## Begin Supplied material

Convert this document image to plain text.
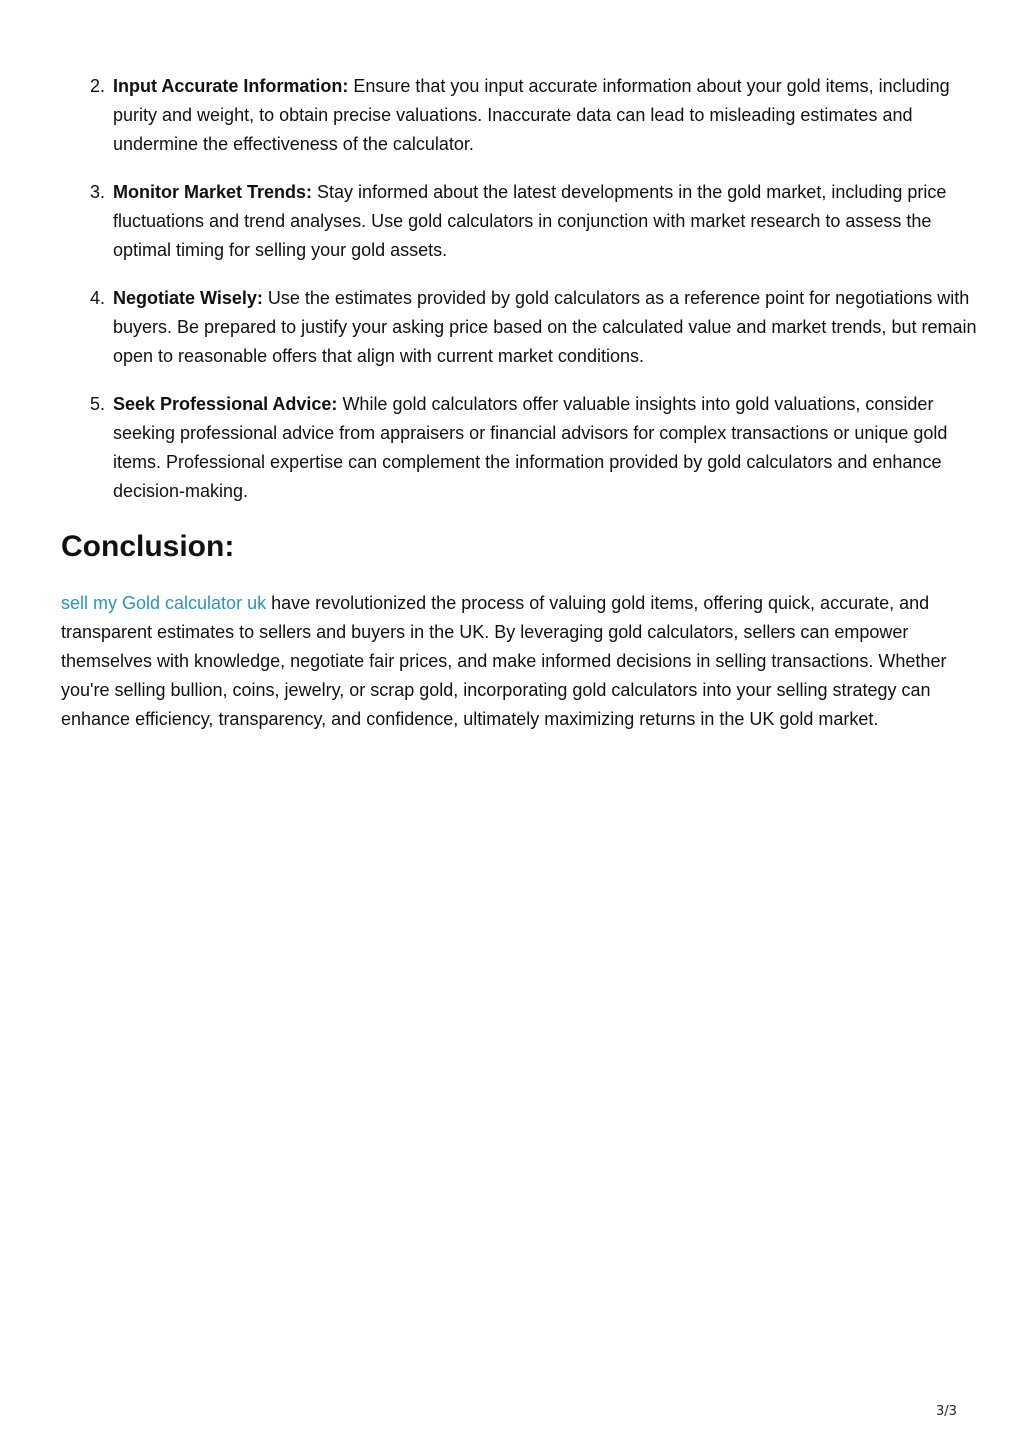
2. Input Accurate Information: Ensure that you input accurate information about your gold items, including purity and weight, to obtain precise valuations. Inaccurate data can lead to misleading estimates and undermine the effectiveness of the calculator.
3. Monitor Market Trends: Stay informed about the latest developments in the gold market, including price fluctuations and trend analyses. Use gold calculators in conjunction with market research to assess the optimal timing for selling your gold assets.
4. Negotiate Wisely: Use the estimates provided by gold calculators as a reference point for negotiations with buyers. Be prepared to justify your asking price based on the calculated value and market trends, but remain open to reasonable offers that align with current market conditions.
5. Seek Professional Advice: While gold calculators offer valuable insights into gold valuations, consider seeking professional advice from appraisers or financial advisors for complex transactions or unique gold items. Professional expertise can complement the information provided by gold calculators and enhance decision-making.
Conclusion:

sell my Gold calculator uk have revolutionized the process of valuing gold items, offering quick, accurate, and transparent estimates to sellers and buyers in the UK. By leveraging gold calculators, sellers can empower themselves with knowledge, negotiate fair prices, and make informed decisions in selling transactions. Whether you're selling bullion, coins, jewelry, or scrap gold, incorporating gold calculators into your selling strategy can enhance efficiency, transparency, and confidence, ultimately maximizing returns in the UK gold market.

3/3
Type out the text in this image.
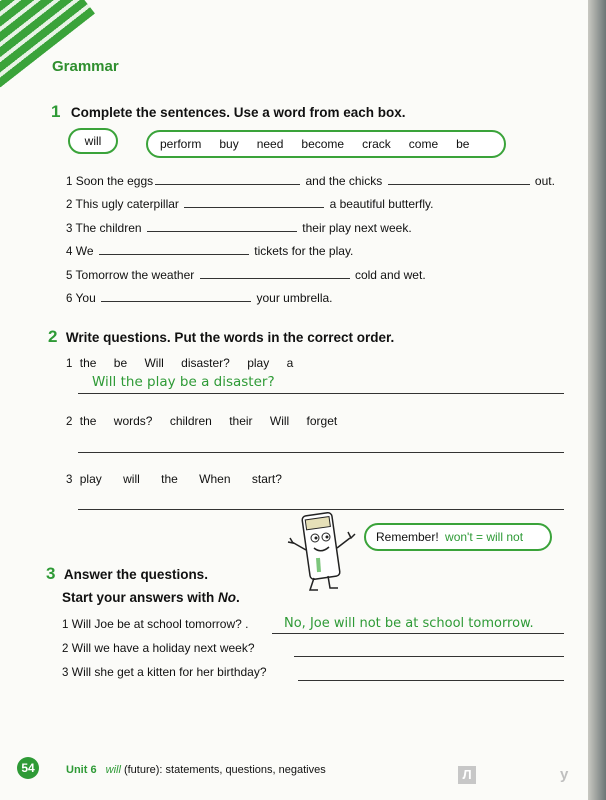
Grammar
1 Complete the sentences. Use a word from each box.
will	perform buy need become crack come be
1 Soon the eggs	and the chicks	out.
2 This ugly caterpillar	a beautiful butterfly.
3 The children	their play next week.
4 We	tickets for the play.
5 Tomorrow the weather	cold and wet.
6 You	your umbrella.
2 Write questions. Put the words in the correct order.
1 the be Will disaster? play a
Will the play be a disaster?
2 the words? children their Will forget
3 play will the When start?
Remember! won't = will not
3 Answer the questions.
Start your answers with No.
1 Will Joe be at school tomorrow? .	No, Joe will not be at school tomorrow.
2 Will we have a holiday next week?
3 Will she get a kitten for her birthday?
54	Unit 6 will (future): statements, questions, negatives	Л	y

## End Supplied material
## Begin Supplied material

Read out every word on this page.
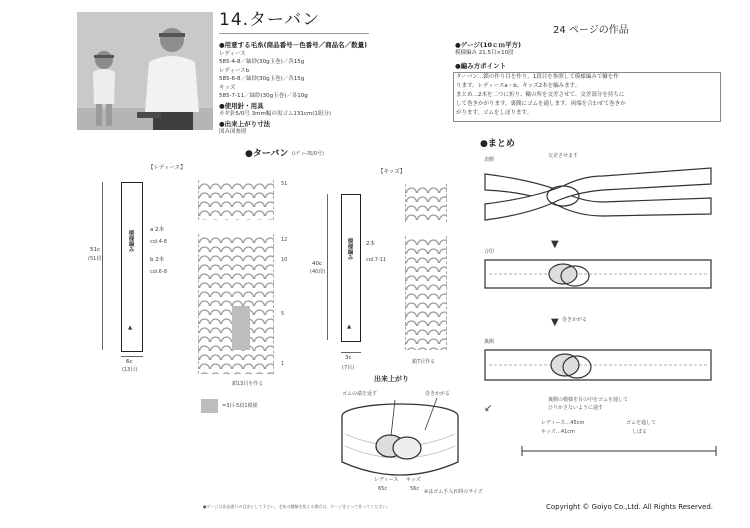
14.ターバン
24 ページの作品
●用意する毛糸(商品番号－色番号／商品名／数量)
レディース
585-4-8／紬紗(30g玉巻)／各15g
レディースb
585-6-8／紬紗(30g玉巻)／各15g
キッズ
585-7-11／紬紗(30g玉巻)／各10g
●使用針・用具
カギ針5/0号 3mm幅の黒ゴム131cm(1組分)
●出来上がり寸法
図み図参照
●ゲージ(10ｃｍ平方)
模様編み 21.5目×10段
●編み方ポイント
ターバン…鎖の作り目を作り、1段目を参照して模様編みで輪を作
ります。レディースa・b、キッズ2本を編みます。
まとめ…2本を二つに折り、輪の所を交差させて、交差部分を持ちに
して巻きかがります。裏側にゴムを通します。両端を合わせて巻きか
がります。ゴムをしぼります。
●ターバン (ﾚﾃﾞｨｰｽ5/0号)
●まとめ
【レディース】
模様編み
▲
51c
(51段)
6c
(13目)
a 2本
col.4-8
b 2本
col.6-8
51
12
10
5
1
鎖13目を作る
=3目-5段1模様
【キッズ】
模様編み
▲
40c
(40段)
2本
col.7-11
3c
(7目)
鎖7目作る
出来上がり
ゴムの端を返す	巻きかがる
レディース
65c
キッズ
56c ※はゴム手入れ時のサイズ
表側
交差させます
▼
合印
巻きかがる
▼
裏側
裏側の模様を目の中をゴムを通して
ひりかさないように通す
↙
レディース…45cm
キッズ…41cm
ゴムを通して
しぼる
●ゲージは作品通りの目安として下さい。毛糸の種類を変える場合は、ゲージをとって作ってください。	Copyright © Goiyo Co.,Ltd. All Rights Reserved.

## End Supplied material
## Begin Supplied material

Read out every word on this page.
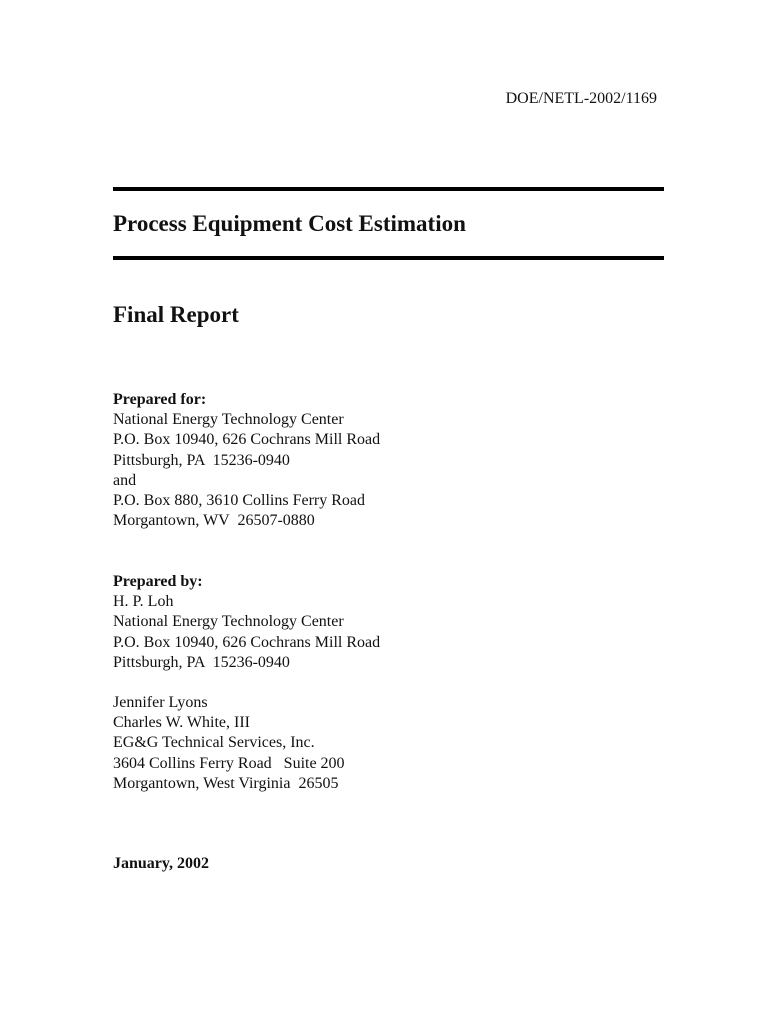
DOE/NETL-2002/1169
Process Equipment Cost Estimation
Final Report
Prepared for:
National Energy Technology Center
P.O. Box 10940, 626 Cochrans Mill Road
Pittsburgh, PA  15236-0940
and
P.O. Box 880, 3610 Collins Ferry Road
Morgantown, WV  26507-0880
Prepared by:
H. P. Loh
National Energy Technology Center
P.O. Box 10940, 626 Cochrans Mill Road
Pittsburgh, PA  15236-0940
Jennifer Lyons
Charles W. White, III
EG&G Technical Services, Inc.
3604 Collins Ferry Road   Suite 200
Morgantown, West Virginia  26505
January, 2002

## End Supplied material

__Task__: Find and copy each line above that includes the string "Road".

__Answer to the problem__:
P.O. Box 10940, 626 Cochrans Mill Road
P.O. Box 880, 3610 Collins Ferry Road
P.O. Box 10940, 626 Cochrans Mill Road
3604 Collins Ferry Road   Suite 200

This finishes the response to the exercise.